(begin)

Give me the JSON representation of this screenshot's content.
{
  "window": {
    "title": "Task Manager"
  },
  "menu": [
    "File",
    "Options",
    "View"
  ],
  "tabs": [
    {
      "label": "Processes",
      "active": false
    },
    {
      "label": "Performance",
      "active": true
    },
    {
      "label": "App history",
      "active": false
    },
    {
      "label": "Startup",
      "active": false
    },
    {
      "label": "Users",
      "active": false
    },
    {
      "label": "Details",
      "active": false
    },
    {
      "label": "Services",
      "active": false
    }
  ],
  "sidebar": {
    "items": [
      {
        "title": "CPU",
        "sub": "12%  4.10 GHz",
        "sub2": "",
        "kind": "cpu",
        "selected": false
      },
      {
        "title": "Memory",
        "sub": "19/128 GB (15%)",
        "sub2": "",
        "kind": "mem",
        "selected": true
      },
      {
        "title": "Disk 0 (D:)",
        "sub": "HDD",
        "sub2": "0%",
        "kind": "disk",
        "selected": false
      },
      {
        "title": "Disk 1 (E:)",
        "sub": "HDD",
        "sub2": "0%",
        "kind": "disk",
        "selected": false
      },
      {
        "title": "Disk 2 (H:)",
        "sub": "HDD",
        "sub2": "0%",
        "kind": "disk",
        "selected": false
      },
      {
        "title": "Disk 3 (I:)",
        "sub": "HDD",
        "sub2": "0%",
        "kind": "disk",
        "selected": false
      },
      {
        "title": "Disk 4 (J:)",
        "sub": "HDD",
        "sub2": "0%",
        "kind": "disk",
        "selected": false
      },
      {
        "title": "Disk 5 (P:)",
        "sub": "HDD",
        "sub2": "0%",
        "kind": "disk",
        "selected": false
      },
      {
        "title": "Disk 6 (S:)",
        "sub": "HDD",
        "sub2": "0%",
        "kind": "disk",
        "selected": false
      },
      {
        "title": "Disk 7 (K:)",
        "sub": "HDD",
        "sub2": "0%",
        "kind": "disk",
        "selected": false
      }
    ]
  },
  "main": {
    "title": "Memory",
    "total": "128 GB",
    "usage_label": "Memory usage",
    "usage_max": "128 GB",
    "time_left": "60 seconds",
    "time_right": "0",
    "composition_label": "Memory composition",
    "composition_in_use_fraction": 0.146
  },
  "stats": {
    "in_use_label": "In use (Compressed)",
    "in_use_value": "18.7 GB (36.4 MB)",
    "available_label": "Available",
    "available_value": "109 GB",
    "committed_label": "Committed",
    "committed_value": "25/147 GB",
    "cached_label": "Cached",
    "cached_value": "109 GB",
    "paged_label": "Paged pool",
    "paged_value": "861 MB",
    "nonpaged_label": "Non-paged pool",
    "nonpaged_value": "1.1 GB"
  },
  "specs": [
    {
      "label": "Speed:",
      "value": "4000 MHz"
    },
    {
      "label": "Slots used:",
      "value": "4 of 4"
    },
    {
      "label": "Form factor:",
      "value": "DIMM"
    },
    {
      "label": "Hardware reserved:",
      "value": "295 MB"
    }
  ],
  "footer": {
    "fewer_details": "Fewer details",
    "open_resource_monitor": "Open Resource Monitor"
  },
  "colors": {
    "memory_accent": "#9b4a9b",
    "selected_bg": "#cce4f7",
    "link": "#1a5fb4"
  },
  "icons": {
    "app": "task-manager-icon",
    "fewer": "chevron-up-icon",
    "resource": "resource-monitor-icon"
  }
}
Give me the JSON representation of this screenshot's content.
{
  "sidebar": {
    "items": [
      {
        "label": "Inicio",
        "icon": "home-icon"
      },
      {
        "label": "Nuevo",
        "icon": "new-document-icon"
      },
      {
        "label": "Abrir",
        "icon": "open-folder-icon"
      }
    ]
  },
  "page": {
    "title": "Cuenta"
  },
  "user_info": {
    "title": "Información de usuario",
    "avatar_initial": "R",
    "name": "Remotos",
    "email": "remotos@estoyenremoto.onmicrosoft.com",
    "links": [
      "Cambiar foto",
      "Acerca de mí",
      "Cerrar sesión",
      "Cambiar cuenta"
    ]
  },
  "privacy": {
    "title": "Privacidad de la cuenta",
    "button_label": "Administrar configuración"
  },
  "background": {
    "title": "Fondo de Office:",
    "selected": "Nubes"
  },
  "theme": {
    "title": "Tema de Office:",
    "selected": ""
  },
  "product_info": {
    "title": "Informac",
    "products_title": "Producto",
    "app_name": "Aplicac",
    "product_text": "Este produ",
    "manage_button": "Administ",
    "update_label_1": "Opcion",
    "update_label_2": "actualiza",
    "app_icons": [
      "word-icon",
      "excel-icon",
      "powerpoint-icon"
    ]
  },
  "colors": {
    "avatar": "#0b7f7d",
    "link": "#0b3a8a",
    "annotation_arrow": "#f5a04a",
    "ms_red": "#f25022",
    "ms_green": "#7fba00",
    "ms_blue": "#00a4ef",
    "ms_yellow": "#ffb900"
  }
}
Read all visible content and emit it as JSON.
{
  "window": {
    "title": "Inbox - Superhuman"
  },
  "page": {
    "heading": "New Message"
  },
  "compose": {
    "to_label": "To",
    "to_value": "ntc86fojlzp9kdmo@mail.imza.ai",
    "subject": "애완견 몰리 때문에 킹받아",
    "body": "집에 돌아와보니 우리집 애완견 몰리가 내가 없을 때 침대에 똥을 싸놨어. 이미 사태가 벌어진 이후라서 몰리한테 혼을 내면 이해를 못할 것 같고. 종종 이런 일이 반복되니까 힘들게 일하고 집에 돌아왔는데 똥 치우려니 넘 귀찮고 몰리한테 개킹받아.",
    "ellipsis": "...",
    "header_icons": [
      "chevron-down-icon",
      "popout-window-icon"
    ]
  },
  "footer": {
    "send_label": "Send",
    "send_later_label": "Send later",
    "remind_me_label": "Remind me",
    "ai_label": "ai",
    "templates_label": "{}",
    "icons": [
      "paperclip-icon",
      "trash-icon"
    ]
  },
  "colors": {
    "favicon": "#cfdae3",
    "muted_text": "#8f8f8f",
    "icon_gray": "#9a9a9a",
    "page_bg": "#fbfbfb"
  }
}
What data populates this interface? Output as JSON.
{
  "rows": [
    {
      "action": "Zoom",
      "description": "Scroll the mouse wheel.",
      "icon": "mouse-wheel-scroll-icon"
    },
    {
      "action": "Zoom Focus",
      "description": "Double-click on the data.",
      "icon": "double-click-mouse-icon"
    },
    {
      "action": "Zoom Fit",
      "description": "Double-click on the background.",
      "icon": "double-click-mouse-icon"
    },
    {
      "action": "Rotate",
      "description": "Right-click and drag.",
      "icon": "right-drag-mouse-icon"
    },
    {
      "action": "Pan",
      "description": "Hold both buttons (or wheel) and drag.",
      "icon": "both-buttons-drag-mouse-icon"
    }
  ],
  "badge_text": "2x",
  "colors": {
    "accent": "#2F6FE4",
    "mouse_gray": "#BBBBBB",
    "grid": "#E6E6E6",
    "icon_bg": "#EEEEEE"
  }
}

(end)

What you should do:
Tally up the lines in the records containing the word "Zoom", then give the count and nothing else.

Task output:
3